### Dataset records
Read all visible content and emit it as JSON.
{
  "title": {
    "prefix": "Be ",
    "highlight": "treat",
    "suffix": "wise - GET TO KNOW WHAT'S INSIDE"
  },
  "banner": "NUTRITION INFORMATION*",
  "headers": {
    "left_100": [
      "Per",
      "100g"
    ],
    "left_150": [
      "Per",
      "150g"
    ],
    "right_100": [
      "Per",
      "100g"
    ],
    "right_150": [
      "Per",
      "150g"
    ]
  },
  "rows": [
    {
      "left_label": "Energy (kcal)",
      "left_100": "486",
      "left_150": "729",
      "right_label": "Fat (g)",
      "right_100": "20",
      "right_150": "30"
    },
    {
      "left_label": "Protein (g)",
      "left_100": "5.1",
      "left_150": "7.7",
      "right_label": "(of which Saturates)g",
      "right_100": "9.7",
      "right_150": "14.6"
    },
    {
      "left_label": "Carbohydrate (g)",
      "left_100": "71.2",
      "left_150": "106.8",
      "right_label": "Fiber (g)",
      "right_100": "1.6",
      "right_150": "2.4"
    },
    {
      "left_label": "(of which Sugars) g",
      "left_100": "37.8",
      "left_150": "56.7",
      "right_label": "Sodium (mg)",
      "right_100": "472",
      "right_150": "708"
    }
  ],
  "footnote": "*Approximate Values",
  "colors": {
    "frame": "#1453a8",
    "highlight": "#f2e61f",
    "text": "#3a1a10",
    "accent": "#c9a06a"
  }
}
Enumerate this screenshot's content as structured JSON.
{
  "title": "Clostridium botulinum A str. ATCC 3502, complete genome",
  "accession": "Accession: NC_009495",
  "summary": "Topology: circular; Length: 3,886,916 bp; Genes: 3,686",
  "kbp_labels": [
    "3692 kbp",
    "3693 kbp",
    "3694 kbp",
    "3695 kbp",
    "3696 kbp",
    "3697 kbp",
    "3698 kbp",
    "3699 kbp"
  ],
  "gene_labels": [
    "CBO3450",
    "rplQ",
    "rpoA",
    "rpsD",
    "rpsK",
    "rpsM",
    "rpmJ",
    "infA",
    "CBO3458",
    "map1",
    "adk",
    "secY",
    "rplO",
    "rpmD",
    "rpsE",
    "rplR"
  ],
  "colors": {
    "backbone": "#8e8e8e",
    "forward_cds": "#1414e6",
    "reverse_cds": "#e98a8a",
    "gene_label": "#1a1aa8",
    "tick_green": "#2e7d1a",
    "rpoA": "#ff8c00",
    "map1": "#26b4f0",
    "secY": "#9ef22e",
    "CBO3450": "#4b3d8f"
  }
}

### What you have to do
Every single line in the records above must be written out exactly.

### Exercise answer
Read all visible content and emit it as JSON.
{
  "title": {
    "prefix": "Be ",
    "highlight": "treat",
    "suffix": "wise - GET TO KNOW WHAT'S INSIDE"
  },
  "banner": "NUTRITION INFORMATION*",
  "headers": {
    "left_100": [
      "Per",
      "100g"
    ],
    "left_150": [
      "Per",
      "150g"
    ],
    "right_100": [
      "Per",
      "100g"
    ],
    "right_150": [
      "Per",
      "150g"
    ]
  },
  "rows": [
    {
      "left_label": "Energy (kcal)",
      "left_100": "486",
      "left_150": "729",
      "right_label": "Fat (g)",
      "right_100": "20",
      "right_150": "30"
    },
    {
      "left_label": "Protein (g)",
      "left_100": "5.1",
      "left_150": "7.7",
      "right_label": "(of which Saturates)g",
      "right_100": "9.7",
      "right_150": "14.6"
    },
    {
      "left_label": "Carbohydrate (g)",
      "left_100": "71.2",
      "left_150": "106.8",
      "right_label": "Fiber (g)",
      "right_100": "1.6",
      "right_150": "2.4"
    },
    {
      "left_label": "(of which Sugars) g",
      "left_100": "37.8",
      "left_150": "56.7",
      "right_label": "Sodium (mg)",
      "right_100": "472",
      "right_150": "708"
    }
  ],
  "footnote": "*Approximate Values",
  "colors": {
    "frame": "#1453a8",
    "highlight": "#f2e61f",
    "text": "#3a1a10",
    "accent": "#c9a06a"
  }
}
Enumerate this screenshot's content as structured JSON.
{
  "title": "Clostridium botulinum A str. ATCC 3502, complete genome",
  "accession": "Accession: NC_009495",
  "summary": "Topology: circular; Length: 3,886,916 bp; Genes: 3,686",
  "kbp_labels": [
    "3692 kbp",
    "3693 kbp",
    "3694 kbp",
    "3695 kbp",
    "3696 kbp",
    "3697 kbp",
    "3698 kbp",
    "3699 kbp"
  ],
  "gene_labels": [
    "CBO3450",
    "rplQ",
    "rpoA",
    "rpsD",
    "rpsK",
    "rpsM",
    "rpmJ",
    "infA",
    "CBO3458",
    "map1",
    "adk",
    "secY",
    "rplO",
    "rpmD",
    "rpsE",
    "rplR"
  ],
  "colors": {
    "backbone": "#8e8e8e",
    "forward_cds": "#1414e6",
    "reverse_cds": "#e98a8a",
    "gene_label": "#1a1aa8",
    "tick_green": "#2e7d1a",
    "rpoA": "#ff8c00",
    "map1": "#26b4f0",
    "secY": "#9ef22e",
    "CBO3450": "#4b3d8f"
  }
}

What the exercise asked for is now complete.